取り組む課題
- A) ダルビッシュ投手の登板記事に基づき、次の問いに答えてください。
(i) ダルビッシュ投手が勝ち越し点を与えたのは何回ですか。
(ii) 初回、先頭のキャロルを何の球種で打ち取りましたか。
(iii) 2回、スアレスに打たれた当たりはどこへの何でしたか。
- B) ダルビッシュ投手の登板記事によれば、2回に同点とされたのはどのような経緯によるものですか。記事の記述に沿って1～3文で説明してください。
- C) ダルビッシュ投手の登板記事を、最後の文の後から書き継いでください。

抜粋本文
☆ ☆ ☆ ☆

今季初登板のダルビッシュ 3回に勝ち越し点与え3回まで2失点 日米204勝かけた復帰マウンド

[ 2025年7月8日 11:33 ]

ナ・リーグ   パドレス―ダイヤモンドバックス ( 2025年7月7日    サンディエゴ )

ダイヤモンドバックス戦で今季初登板初先発したパドレス・ダルビッシュ(AP)
Photo By AP

 パドレスのダルビッシュ有投手(38)が7日(日本時間8日)、本拠でのダイヤモンドバックス戦で今季初登板初先発。3回に勝ち越し点を与えた。

 1―1の3回、先頭・キャロルに初球のカットボールを狙われ右中間へ二塁打を浴びると、1死三塁からグリエルに左前適時打を許し、勝ち越し点を与えてしまった。続くネーラーにも死球を与えたものの後続は断った。

 今季初登板初先発となった初回、マウンドに上がる右腕に本拠ファンが割れんばかりの大歓声を送った。先頭・キャロルをカーブで空振り三振。続くペルドモを遊ゴロに打ち取ると、3番・グリエルもスプリットで空振り三振。3者凡退で抜群の立ち上がりを見せた。

  1―0の2回は先頭・ネーラーを四球で歩かせると、続くスアレスを2ストライクと追い込みながらも4球目、94・8マイル(約152・6キロ)の直球が真ん中付近に入り、左翼線へ適時二塁打を浴び、同点。思わず苦い顔を見せた。続くマッカーシーも四球で歩かせ、無死一、二塁とピンチが続いたが、後続を断って、最少失点で切り抜けた。

☆ ☆ ☆ ☆

提供資料
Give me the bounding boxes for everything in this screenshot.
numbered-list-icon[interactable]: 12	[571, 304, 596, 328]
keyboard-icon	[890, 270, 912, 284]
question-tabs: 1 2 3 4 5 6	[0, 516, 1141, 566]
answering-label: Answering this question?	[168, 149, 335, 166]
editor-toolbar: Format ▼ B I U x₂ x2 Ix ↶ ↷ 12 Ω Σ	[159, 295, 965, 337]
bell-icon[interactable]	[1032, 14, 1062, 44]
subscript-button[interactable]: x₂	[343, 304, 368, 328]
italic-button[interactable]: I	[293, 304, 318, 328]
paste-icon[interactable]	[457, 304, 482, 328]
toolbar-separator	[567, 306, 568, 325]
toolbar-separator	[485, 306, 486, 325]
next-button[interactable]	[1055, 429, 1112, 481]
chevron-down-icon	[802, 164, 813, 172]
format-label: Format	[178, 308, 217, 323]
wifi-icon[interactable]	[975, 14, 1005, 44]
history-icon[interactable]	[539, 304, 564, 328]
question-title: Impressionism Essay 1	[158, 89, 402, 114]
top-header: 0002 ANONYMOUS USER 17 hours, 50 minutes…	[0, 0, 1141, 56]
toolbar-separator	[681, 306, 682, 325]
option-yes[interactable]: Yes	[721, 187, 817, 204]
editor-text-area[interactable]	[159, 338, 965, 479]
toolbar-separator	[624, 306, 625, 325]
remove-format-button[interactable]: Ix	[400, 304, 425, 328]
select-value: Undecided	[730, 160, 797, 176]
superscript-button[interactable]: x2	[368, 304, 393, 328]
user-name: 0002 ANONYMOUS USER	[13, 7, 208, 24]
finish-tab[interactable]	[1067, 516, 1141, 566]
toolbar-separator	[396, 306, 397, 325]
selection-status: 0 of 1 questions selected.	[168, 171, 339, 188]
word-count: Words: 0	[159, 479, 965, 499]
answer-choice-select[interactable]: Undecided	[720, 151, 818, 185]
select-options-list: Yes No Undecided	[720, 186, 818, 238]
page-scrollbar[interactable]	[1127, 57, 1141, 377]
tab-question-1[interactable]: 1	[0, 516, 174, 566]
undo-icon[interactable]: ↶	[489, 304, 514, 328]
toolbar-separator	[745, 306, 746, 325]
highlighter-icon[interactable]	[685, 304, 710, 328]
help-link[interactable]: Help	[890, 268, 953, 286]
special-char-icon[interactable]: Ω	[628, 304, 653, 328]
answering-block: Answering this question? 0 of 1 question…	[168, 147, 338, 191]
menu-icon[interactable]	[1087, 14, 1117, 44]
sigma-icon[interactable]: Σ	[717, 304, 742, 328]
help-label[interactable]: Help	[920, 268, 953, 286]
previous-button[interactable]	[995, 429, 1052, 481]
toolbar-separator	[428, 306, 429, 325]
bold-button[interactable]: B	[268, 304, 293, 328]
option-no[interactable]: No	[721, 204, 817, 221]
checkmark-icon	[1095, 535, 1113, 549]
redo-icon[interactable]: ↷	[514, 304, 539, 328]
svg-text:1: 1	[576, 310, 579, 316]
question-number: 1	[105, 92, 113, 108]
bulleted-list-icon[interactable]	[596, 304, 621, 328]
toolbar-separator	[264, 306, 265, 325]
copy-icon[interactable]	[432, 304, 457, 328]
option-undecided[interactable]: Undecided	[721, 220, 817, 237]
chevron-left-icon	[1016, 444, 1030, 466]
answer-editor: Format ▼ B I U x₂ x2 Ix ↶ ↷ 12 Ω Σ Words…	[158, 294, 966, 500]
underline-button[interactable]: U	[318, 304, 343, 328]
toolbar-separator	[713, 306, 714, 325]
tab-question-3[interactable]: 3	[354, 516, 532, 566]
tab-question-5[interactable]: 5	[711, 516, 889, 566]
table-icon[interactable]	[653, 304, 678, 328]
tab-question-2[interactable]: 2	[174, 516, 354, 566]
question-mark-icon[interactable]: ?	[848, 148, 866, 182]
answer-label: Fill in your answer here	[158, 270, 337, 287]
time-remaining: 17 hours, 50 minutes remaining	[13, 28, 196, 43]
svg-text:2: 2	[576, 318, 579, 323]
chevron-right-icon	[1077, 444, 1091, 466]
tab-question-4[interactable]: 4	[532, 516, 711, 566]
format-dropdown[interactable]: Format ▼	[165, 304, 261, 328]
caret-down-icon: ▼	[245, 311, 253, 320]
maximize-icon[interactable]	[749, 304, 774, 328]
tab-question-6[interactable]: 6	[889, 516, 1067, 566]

☆ ☆ ☆ ☆

問題の解答
- A)
(i) 3回
(ii) カーブ(空振り三振)
(iii) 左翼線への適時二塁打

- B) 2回は先頭のネーラーを四球で歩かせ、続くスアレスを2ストライクと追い込みました。しかし4球目の94・8マイルの直球が真ん中付近に入り、左翼線へ適時二塁打を浴びて同点とされました。

- C)
 ダルビッシュは右肘の炎症で開幕から負傷者リスト(IL)入りで迎えていたが、ブルペンなどで調整に励み、6月25日に傘下1Aの球場で実戦形式の練習に登板し、3回想定で14人に51球を投げ1安打と好投した。

 メジャーでのレギュラーシーズン登板は昨年9月27日のダイヤモンドバックス戦以来。ポストシーズンを含めると昨年10月11日のドジャースとの地区シリーズ第5戦以来。この試合では7回途中2失点と力投も援護に恵まれず、チームは敗れ2勝3敗でシリーズ敗退が決まった。

 昨季は7勝を挙げ、黒田博樹氏に並ぶ史上最多タイの日米通算203勝に達した。復帰戦が前人未踏の記録がかかる一戦となる。

 チームではマスグローブが昨秋のポストシーズンで右肘を痛め、じん帯再建術(通称トミー・ジョン手術)を受けたため、今季全休。さらに、キングが右肩の炎症で5月にIL入りしており、先発陣が不足している。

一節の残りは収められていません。